◆ Instructions for the task
In the text on blockchain transaction fees below, translate this sentence into Spanish: "Miners' income comes from both fees and the block reward."

◆ Passage for review
*** Begin section ***

Buterin didn’t predict the rise of NFTs, and has watched the phenomenon with a mixture of interest and anxiety. ... their volume has overwhelmed the network, leading to a steep rise in congestion fees, in which, for instance, bidders trying to secure a rare NFT pay hundreds of dollars extra to make sure their transactions are expedited.The solution is obvious, greatly increase the rate at which the system can process transactions. Ethereum 2 is proposed to implement sharding, allowing parallelism. Avalanche claims 3400 transactions/sec with 1.35sec finality. Problem solved! Not so fast. Follow me below the fold.
First, very low fees sound like a good idea but they are a double-edged sword. The Solana blockchain's competitive advantage was very low fees and the result was:
On April 30, NFT minting bots began flooding the Solana network with 4 million transactions per second, causing the network to lose consensus. The project tweeted that "Engineers are still investigating why the network was unable to recover, and validator operators prepare for a restart." The network was offline for seven hours.Avalanche didn't make that mistake:
This is hardly the first instability the network has demonstrated, much to the chagrin of its users. Transaction flooding is an issue on Solana in part because of the low transaction fees compared to networks like Bitcoin and Ethereum, which have relatively high gas fees that would make flooding extremely expensive.
In Avalanche, we use transaction fees, making such attacks costly even if the attacker is sending money back to addresses under its control.So, the fee per transaction has to be high enough to deter flooding, but low enough to attract transactions.
Miners' income comes from both fees and the block reward. The point of the reward is to incentivize enough mining to make the cost of a Sybil attack greater than the profit to be made from a successful attack. Thus it can't be too low. But the block reward works by creating new coins, so it is inflationary. Thus it can't be too high.
Thus we have the following constraints:
- Fees need to be high enough to deter flooding.
- Fees need to be low enough to attract transactions.
- Rewards need to be high enough to keep the blockchain secure.
- Rewards need to be low enough to preserve the value of the currency.
- The reward per transaction needs to be more than the fee per transaction.
If, on the other hand, the supply of transactions is below the demand, the fee per transaction will spike (as we have seen), risking violating constraints 2 and 5.
Thus we need to ask in whose interest a vast increase in the supply of transactions would be? It pretty clearly isn't in the miners' interest, as we see with the history of attempts to increase the Bitcoin block size. Liimiting the supply of transactions allows the miners to profit handsomely in periods of high demand. At first glance low fees would appear to be in the users' interest, but in practice it isn't. Low fees lead to flooding, and outages like Solana's. In practice, miners control the system, so even if it were in the users' interesst it wouldn't matter. Catch-22.

*** End section ***

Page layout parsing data
*** Begin section ***

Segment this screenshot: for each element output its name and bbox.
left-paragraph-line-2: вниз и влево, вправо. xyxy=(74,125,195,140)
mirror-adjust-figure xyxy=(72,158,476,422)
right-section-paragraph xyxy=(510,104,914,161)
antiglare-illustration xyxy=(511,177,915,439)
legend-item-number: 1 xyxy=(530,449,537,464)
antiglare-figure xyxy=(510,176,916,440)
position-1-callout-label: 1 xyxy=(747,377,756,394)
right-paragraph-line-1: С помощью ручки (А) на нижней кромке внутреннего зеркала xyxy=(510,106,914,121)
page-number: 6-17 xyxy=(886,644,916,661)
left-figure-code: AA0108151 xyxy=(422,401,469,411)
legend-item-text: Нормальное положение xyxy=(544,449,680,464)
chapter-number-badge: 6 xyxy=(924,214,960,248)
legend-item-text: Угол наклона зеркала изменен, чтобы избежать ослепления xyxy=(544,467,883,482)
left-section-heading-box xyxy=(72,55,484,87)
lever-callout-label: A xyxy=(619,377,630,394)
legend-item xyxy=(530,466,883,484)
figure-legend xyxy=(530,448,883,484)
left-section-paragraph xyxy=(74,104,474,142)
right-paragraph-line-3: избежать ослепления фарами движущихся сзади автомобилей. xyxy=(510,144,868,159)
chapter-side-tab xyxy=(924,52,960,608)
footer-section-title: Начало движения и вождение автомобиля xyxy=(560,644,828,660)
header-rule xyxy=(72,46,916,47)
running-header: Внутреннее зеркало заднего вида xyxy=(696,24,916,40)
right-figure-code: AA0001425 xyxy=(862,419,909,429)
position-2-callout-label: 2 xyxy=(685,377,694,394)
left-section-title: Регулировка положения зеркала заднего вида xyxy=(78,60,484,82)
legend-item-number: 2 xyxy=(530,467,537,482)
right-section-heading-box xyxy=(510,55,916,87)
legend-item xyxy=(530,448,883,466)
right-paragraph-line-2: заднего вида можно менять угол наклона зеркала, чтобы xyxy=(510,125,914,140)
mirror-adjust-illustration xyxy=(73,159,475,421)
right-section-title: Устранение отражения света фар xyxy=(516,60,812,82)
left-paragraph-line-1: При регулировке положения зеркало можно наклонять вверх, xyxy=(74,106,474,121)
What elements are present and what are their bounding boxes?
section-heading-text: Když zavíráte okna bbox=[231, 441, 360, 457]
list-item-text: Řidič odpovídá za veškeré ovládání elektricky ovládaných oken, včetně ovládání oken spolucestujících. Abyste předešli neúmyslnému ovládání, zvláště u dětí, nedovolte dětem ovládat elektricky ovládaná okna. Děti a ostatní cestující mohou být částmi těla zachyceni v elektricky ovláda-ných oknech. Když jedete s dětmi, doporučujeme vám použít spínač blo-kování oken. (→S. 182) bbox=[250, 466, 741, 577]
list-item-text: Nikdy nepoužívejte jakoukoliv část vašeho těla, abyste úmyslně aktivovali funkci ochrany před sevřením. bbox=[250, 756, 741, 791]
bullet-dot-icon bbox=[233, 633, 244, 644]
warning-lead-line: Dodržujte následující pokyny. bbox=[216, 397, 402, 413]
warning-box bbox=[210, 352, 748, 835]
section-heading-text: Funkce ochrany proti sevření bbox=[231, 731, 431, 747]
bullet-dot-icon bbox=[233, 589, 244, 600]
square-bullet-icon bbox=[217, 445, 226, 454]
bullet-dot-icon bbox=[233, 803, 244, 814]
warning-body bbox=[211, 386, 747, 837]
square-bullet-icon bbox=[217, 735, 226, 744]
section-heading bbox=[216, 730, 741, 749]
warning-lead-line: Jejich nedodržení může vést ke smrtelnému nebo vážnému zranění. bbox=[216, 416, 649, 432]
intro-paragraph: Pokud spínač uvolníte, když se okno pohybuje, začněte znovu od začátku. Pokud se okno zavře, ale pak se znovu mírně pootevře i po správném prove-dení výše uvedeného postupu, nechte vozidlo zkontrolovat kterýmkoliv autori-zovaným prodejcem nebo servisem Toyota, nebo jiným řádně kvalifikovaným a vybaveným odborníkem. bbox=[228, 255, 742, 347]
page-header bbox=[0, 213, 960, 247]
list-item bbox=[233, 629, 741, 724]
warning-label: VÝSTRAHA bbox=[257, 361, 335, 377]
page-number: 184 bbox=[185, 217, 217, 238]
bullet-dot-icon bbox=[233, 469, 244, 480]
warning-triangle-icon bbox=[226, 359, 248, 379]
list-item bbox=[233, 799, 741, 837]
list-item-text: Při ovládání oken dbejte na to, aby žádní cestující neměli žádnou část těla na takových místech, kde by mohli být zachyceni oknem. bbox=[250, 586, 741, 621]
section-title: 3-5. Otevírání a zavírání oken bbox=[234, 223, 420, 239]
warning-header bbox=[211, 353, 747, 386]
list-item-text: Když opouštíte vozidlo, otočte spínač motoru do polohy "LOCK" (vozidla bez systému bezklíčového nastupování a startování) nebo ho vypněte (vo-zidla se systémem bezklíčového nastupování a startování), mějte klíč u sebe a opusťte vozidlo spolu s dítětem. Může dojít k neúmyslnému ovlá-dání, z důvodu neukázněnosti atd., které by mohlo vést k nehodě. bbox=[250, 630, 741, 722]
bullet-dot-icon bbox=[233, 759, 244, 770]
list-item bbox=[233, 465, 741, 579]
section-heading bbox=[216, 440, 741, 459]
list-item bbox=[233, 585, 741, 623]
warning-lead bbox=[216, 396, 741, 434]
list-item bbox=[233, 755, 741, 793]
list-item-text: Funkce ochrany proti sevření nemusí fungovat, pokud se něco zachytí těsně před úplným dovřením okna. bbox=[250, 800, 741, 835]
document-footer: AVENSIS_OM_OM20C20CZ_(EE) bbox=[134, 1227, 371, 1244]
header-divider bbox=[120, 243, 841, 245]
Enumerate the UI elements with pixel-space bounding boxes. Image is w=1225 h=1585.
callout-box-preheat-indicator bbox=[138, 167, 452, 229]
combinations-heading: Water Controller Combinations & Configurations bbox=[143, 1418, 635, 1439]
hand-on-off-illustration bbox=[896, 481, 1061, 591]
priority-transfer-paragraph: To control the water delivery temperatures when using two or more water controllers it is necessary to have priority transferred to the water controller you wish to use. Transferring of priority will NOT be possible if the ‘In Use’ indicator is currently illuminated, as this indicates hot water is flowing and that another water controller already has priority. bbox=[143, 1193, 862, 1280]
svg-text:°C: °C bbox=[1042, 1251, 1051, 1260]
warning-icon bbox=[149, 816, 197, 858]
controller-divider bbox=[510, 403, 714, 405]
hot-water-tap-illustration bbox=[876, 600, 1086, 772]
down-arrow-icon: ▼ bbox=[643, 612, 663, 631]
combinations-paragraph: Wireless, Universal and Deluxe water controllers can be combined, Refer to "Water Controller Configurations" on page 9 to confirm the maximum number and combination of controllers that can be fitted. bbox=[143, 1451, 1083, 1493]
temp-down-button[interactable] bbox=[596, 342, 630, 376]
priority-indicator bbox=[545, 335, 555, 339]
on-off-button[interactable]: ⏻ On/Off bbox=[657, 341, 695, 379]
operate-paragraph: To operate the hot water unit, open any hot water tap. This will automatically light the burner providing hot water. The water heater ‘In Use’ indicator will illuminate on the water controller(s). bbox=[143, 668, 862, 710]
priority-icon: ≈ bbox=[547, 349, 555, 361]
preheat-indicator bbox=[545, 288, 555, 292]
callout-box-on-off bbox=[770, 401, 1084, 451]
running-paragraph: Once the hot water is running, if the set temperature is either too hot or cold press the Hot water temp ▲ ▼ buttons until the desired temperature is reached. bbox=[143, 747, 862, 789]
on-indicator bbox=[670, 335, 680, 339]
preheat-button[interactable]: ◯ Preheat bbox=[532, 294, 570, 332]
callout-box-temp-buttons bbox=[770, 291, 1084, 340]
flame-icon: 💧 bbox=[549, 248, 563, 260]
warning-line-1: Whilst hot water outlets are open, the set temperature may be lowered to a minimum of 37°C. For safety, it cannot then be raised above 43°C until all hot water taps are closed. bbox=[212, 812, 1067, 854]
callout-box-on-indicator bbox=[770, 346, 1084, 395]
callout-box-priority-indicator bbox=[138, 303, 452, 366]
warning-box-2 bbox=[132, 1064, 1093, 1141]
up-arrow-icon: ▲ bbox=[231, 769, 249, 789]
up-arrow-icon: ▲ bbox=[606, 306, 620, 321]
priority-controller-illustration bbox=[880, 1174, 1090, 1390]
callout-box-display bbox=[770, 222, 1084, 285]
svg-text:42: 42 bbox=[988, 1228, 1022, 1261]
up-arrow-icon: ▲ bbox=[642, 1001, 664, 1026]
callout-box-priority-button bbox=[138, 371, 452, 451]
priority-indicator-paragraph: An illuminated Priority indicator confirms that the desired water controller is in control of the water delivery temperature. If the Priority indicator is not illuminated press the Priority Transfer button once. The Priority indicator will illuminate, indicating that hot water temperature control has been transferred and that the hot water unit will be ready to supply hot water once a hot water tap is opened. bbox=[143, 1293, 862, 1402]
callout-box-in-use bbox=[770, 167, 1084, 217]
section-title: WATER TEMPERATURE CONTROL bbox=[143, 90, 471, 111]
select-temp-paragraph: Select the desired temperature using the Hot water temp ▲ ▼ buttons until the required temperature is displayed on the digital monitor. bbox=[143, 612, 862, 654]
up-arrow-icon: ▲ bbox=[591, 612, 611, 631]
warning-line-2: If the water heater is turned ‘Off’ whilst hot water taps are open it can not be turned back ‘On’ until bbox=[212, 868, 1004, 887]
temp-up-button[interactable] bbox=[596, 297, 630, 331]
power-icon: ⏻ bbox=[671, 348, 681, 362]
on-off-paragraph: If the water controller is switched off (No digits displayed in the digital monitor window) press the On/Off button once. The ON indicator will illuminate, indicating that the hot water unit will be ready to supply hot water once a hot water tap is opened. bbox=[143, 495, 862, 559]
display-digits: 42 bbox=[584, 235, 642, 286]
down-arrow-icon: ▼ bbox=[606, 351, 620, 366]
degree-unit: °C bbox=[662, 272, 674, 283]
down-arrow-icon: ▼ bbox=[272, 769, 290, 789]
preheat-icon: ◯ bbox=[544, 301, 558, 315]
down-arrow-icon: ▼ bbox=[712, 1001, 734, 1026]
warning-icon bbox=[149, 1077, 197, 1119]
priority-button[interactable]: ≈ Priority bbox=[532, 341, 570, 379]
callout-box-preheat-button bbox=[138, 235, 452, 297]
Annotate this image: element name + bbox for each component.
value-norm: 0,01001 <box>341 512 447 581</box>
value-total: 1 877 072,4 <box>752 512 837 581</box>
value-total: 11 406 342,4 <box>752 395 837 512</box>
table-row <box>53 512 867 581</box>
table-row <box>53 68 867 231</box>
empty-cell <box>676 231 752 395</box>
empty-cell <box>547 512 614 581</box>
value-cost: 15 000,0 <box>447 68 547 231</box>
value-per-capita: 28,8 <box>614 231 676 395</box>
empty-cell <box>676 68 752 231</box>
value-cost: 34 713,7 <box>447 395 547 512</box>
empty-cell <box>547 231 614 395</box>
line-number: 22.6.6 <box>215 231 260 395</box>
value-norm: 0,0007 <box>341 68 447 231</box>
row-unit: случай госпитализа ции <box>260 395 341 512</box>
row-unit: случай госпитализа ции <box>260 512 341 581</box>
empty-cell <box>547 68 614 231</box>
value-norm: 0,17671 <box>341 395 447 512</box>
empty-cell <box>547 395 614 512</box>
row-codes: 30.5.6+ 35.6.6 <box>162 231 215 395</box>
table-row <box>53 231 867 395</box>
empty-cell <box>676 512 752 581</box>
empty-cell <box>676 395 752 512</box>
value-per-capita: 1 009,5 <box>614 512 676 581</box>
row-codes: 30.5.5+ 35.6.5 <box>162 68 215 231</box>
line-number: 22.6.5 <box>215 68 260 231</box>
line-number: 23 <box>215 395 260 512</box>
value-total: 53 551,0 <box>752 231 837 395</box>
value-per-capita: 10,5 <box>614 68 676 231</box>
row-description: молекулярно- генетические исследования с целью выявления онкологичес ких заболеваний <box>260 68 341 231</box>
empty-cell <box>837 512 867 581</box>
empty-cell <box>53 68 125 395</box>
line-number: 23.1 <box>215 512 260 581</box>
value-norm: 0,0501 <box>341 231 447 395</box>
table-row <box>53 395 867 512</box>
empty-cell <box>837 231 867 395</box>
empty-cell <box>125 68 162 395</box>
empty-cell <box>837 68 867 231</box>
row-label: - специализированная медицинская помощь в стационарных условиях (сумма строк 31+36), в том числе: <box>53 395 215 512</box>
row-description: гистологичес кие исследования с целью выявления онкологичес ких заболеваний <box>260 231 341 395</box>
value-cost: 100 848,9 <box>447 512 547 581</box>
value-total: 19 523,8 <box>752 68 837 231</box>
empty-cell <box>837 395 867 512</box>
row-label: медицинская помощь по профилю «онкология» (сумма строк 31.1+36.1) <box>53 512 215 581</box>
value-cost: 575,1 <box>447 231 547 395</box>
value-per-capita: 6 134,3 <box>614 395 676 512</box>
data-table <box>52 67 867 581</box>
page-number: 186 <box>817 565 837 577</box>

*** End section ***

◆ Written solution
Los ingresos de los mineros provienen tanto de las comisiones como de la recompensa por bloque.